:: Written problem ::
Every line below should be copied exactly; drop the pictures.
— start —
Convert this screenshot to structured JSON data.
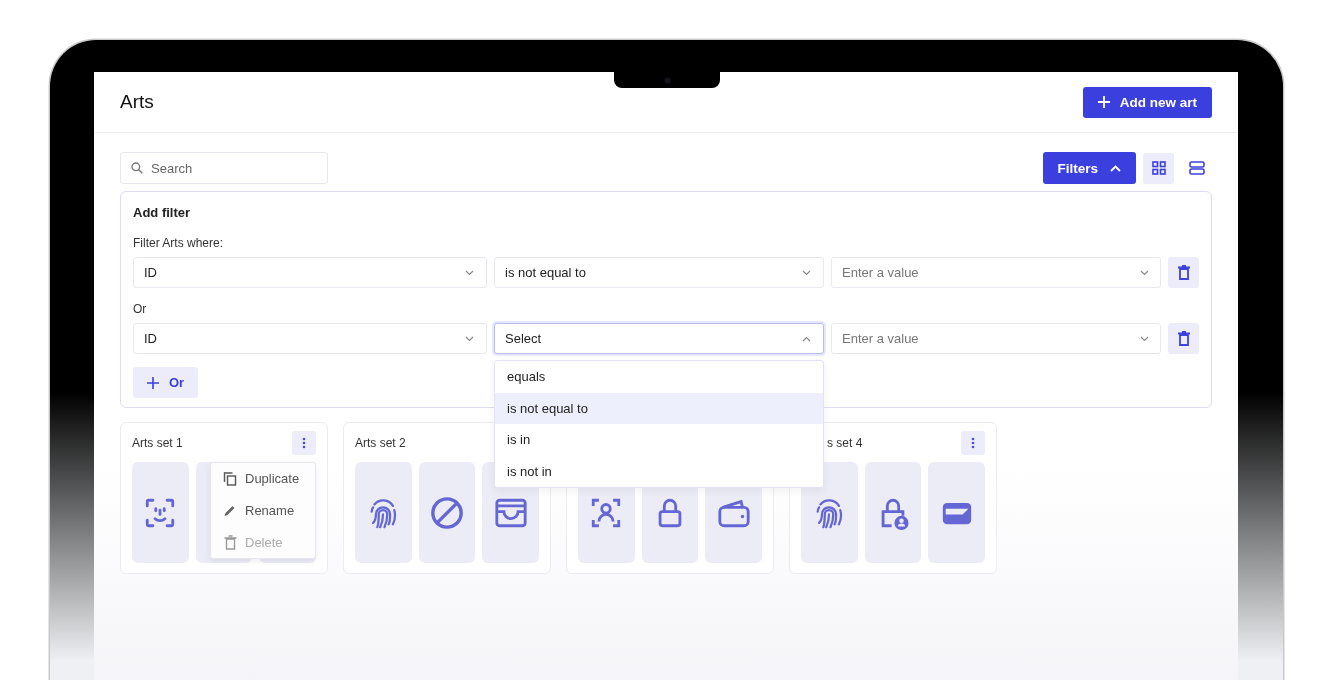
{
  "page": {
    "title": "Arts",
    "add_button": "Add new art"
  },
  "search": {
    "placeholder": "Search"
  },
  "filters_button": {
    "label": "Filters",
    "expanded": true
  },
  "view_toggles": [
    {
      "kind": "grid",
      "selected": true
    },
    {
      "kind": "list",
      "selected": false
    }
  ],
  "filter_panel": {
    "title": "Add filter",
    "rows": [
      {
        "label": "Filter Arts where:",
        "field": "ID",
        "operator": "is not equal to",
        "value_placeholder": "Enter a value",
        "open": false
      },
      {
        "label": "Or",
        "field": "ID",
        "operator": "Select",
        "value_placeholder": "Enter a value",
        "open": true
      }
    ],
    "add_button": "Or"
  },
  "operator_menu": [
    {
      "label": "equals",
      "selected": false
    },
    {
      "label": "is not equal to",
      "selected": true
    },
    {
      "label": "is in",
      "selected": false
    },
    {
      "label": "is not in",
      "selected": false
    }
  ],
  "sets": [
    {
      "kind": "art-set",
      "title": "Arts set 1",
      "menu": [
        {
          "label": "Duplicate",
          "disabled": false
        },
        {
          "label": "Rename",
          "disabled": false
        },
        {
          "label": "Delete",
          "disabled": true
        }
      ]
    },
    {
      "kind": "art-set",
      "title": "Arts set 2"
    },
    {
      "kind": "art-set"
    },
    {
      "kind": "art-set",
      "title": "s set 4"
    }
  ]
}
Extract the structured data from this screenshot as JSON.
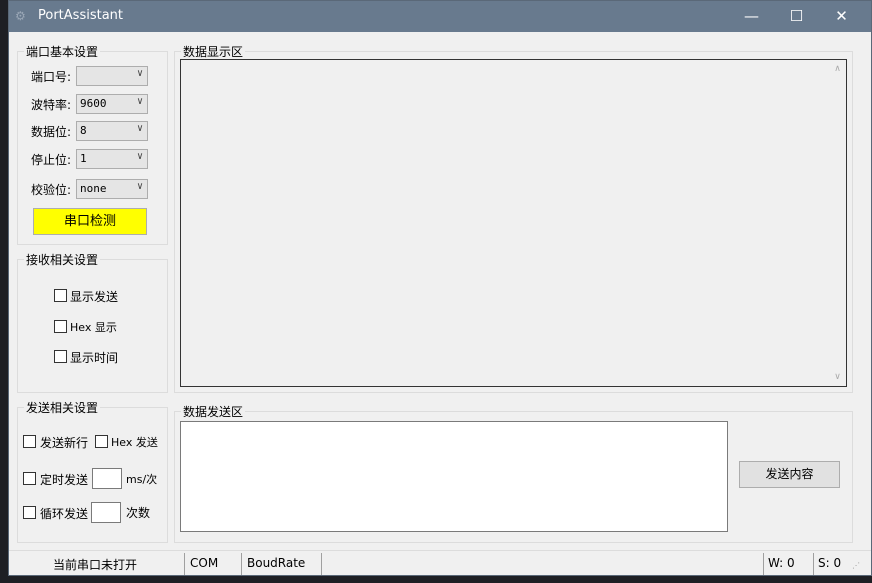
{
  "window": {
    "title": "PortAssistant",
    "minimize": "—",
    "maximize": "☐",
    "close": "✕"
  },
  "port_settings": {
    "title": "端口基本设置",
    "fields": [
      {
        "label": "端口号:",
        "value": ""
      },
      {
        "label": "波特率:",
        "value": "9600"
      },
      {
        "label": "数据位:",
        "value": "8"
      },
      {
        "label": "停止位:",
        "value": "1"
      },
      {
        "label": "校验位:",
        "value": "none"
      }
    ],
    "detect_button": "串口检测",
    "detect_color": "#ffff00"
  },
  "receive_settings": {
    "title": "接收相关设置",
    "options": [
      "显示发送",
      "Hex 显示",
      "显示时间"
    ]
  },
  "display": {
    "title": "数据显示区",
    "content": ""
  },
  "send_settings": {
    "title": "发送相关设置",
    "newline": "发送新行",
    "hex_send": "Hex 发送",
    "timed": "定时发送",
    "timed_value": "",
    "timed_unit": "ms/次",
    "loop": "循环发送",
    "loop_value": "",
    "loop_unit": "次数"
  },
  "send_area": {
    "title": "数据发送区",
    "content": "",
    "send_button": "发送内容"
  },
  "status": {
    "port_state": "当前串口未打开",
    "com": "COM",
    "baud": "BoudRate",
    "w": "W: 0",
    "s": "S: 0"
  }
}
— end —
:: The response ::
Convert this screenshot to structured JSON data.
{
  "page": {
    "title": "Arts",
    "add_button": "Add new art"
  },
  "search": {
    "placeholder": "Search"
  },
  "filters_button": {
    "label": "Filters",
    "expanded": true
  },
  "view_toggles": [
    {
      "kind": "grid",
      "selected": true
    },
    {
      "kind": "list",
      "selected": false
    }
  ],
  "filter_panel": {
    "title": "Add filter",
    "rows": [
      {
        "label": "Filter Arts where:",
        "field": "ID",
        "operator": "is not equal to",
        "value_placeholder": "Enter a value",
        "open": false
      },
      {
        "label": "Or",
        "field": "ID",
        "operator": "Select",
        "value_placeholder": "Enter a value",
        "open": true
      }
    ],
    "add_button": "Or"
  },
  "operator_menu": [
    {
      "label": "equals",
      "selected": false
    },
    {
      "label": "is not equal to",
      "selected": true
    },
    {
      "label": "is in",
      "selected": false
    },
    {
      "label": "is not in",
      "selected": false
    }
  ],
  "sets": [
    {
      "kind": "art-set",
      "title": "Arts set 1",
      "menu": [
        {
          "label": "Duplicate",
          "disabled": false
        },
        {
          "label": "Rename",
          "disabled": false
        },
        {
          "label": "Delete",
          "disabled": true
        }
      ]
    },
    {
      "kind": "art-set",
      "title": "Arts set 2"
    },
    {
      "kind": "art-set"
    },
    {
      "kind": "art-set",
      "title": "s set 4"
    }
  ]
}
Extract the structured data from this screenshot as JSON.
{
  "window": {
    "title": "PortAssistant",
    "minimize": "—",
    "maximize": "☐",
    "close": "✕"
  },
  "port_settings": {
    "title": "端口基本设置",
    "fields": [
      {
        "label": "端口号:",
        "value": ""
      },
      {
        "label": "波特率:",
        "value": "9600"
      },
      {
        "label": "数据位:",
        "value": "8"
      },
      {
        "label": "停止位:",
        "value": "1"
      },
      {
        "label": "校验位:",
        "value": "none"
      }
    ],
    "detect_button": "串口检测",
    "detect_color": "#ffff00"
  },
  "receive_settings": {
    "title": "接收相关设置",
    "options": [
      "显示发送",
      "Hex 显示",
      "显示时间"
    ]
  },
  "display": {
    "title": "数据显示区",
    "content": ""
  },
  "send_settings": {
    "title": "发送相关设置",
    "newline": "发送新行",
    "hex_send": "Hex 发送",
    "timed": "定时发送",
    "timed_value": "",
    "timed_unit": "ms/次",
    "loop": "循环发送",
    "loop_value": "",
    "loop_unit": "次数"
  },
  "send_area": {
    "title": "数据发送区",
    "content": "",
    "send_button": "发送内容"
  },
  "status": {
    "port_state": "当前串口未打开",
    "com": "COM",
    "baud": "BoudRate",
    "w": "W: 0",
    "s": "S: 0"
  }
}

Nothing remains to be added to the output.